§ THE TASK
Reproduce the listing exactly, with no pictures in your copy.
## START SUPPLIED DATA
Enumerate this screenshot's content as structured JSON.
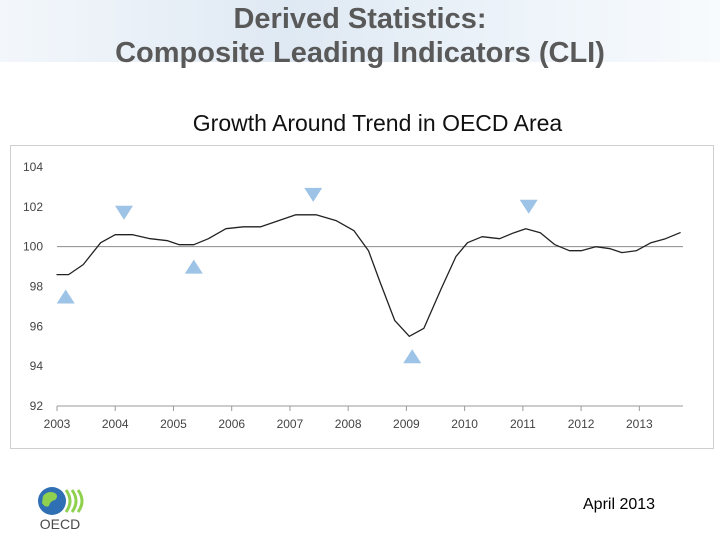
{
  "slide": {
    "title_line1": "Derived Statistics:",
    "title_line2": "Composite Leading Indicators (CLI)",
    "subtitle": "Growth Around Trend in OECD Area",
    "date": "April 2013",
    "logo_text": "OECD"
  },
  "colors": {
    "line": "#222222",
    "trend_line": "#8c8c8c",
    "marker": "#9dc3e6",
    "title": "#595959"
  },
  "icons": {
    "logo": "oecd-globe-logo"
  },
  "chart_data": {
    "type": "line",
    "title": "",
    "xlabel": "",
    "ylabel": "",
    "x_ticks": [
      "2003",
      "2004",
      "2005",
      "2006",
      "2007",
      "2008",
      "2009",
      "2010",
      "2011",
      "2012",
      "2013"
    ],
    "y_ticks": [
      "104",
      "102",
      "100",
      "98",
      "96",
      "94",
      "92"
    ],
    "xlim": [
      2003,
      2013.75
    ],
    "ylim": [
      92,
      104
    ],
    "trend_value": 100,
    "grid": false,
    "series": [
      {
        "values": [
          [
            2003.0,
            98.6
          ],
          [
            2003.2,
            98.6
          ],
          [
            2003.45,
            99.1
          ],
          [
            2003.75,
            100.2
          ],
          [
            2004.0,
            100.6
          ],
          [
            2004.3,
            100.6
          ],
          [
            2004.6,
            100.4
          ],
          [
            2004.9,
            100.3
          ],
          [
            2005.1,
            100.1
          ],
          [
            2005.35,
            100.1
          ],
          [
            2005.6,
            100.4
          ],
          [
            2005.9,
            100.9
          ],
          [
            2006.2,
            101.0
          ],
          [
            2006.5,
            101.0
          ],
          [
            2006.8,
            101.3
          ],
          [
            2007.1,
            101.6
          ],
          [
            2007.45,
            101.6
          ],
          [
            2007.8,
            101.3
          ],
          [
            2008.1,
            100.8
          ],
          [
            2008.35,
            99.8
          ],
          [
            2008.55,
            98.2
          ],
          [
            2008.8,
            96.3
          ],
          [
            2009.05,
            95.5
          ],
          [
            2009.3,
            95.9
          ],
          [
            2009.6,
            97.9
          ],
          [
            2009.85,
            99.5
          ],
          [
            2010.05,
            100.2
          ],
          [
            2010.3,
            100.5
          ],
          [
            2010.6,
            100.4
          ],
          [
            2010.85,
            100.7
          ],
          [
            2011.05,
            100.9
          ],
          [
            2011.3,
            100.7
          ],
          [
            2011.55,
            100.1
          ],
          [
            2011.8,
            99.8
          ],
          [
            2012.0,
            99.8
          ],
          [
            2012.25,
            100.0
          ],
          [
            2012.5,
            99.9
          ],
          [
            2012.7,
            99.7
          ],
          [
            2012.95,
            99.8
          ],
          [
            2013.2,
            100.2
          ],
          [
            2013.45,
            100.4
          ],
          [
            2013.7,
            100.7
          ]
        ]
      }
    ],
    "markers": [
      {
        "type": "trough",
        "x": 2003.15,
        "y": 97.5
      },
      {
        "type": "peak",
        "x": 2004.15,
        "y": 101.7
      },
      {
        "type": "trough",
        "x": 2005.35,
        "y": 99.0
      },
      {
        "type": "peak",
        "x": 2007.4,
        "y": 102.6
      },
      {
        "type": "trough",
        "x": 2009.1,
        "y": 94.5
      },
      {
        "type": "peak",
        "x": 2011.1,
        "y": 102.0
      }
    ]
  }
}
## END SUPPLIED DATA
§ CORRECT RESULT
Enumerate this screenshot's content as structured JSON.
{
  "slide": {
    "title_line1": "Derived Statistics:",
    "title_line2": "Composite Leading Indicators (CLI)",
    "subtitle": "Growth Around Trend in OECD Area",
    "date": "April 2013",
    "logo_text": "OECD"
  },
  "colors": {
    "line": "#222222",
    "trend_line": "#8c8c8c",
    "marker": "#9dc3e6",
    "title": "#595959"
  },
  "icons": {
    "logo": "oecd-globe-logo"
  },
  "chart_data": {
    "type": "line",
    "title": "",
    "xlabel": "",
    "ylabel": "",
    "x_ticks": [
      "2003",
      "2004",
      "2005",
      "2006",
      "2007",
      "2008",
      "2009",
      "2010",
      "2011",
      "2012",
      "2013"
    ],
    "y_ticks": [
      "104",
      "102",
      "100",
      "98",
      "96",
      "94",
      "92"
    ],
    "xlim": [
      2003,
      2013.75
    ],
    "ylim": [
      92,
      104
    ],
    "trend_value": 100,
    "grid": false,
    "series": [
      {
        "values": [
          [
            2003.0,
            98.6
          ],
          [
            2003.2,
            98.6
          ],
          [
            2003.45,
            99.1
          ],
          [
            2003.75,
            100.2
          ],
          [
            2004.0,
            100.6
          ],
          [
            2004.3,
            100.6
          ],
          [
            2004.6,
            100.4
          ],
          [
            2004.9,
            100.3
          ],
          [
            2005.1,
            100.1
          ],
          [
            2005.35,
            100.1
          ],
          [
            2005.6,
            100.4
          ],
          [
            2005.9,
            100.9
          ],
          [
            2006.2,
            101.0
          ],
          [
            2006.5,
            101.0
          ],
          [
            2006.8,
            101.3
          ],
          [
            2007.1,
            101.6
          ],
          [
            2007.45,
            101.6
          ],
          [
            2007.8,
            101.3
          ],
          [
            2008.1,
            100.8
          ],
          [
            2008.35,
            99.8
          ],
          [
            2008.55,
            98.2
          ],
          [
            2008.8,
            96.3
          ],
          [
            2009.05,
            95.5
          ],
          [
            2009.3,
            95.9
          ],
          [
            2009.6,
            97.9
          ],
          [
            2009.85,
            99.5
          ],
          [
            2010.05,
            100.2
          ],
          [
            2010.3,
            100.5
          ],
          [
            2010.6,
            100.4
          ],
          [
            2010.85,
            100.7
          ],
          [
            2011.05,
            100.9
          ],
          [
            2011.3,
            100.7
          ],
          [
            2011.55,
            100.1
          ],
          [
            2011.8,
            99.8
          ],
          [
            2012.0,
            99.8
          ],
          [
            2012.25,
            100.0
          ],
          [
            2012.5,
            99.9
          ],
          [
            2012.7,
            99.7
          ],
          [
            2012.95,
            99.8
          ],
          [
            2013.2,
            100.2
          ],
          [
            2013.45,
            100.4
          ],
          [
            2013.7,
            100.7
          ]
        ]
      }
    ],
    "markers": [
      {
        "type": "trough",
        "x": 2003.15,
        "y": 97.5
      },
      {
        "type": "peak",
        "x": 2004.15,
        "y": 101.7
      },
      {
        "type": "trough",
        "x": 2005.35,
        "y": 99.0
      },
      {
        "type": "peak",
        "x": 2007.4,
        "y": 102.6
      },
      {
        "type": "trough",
        "x": 2009.1,
        "y": 94.5
      },
      {
        "type": "peak",
        "x": 2011.1,
        "y": 102.0
      }
    ]
  }
}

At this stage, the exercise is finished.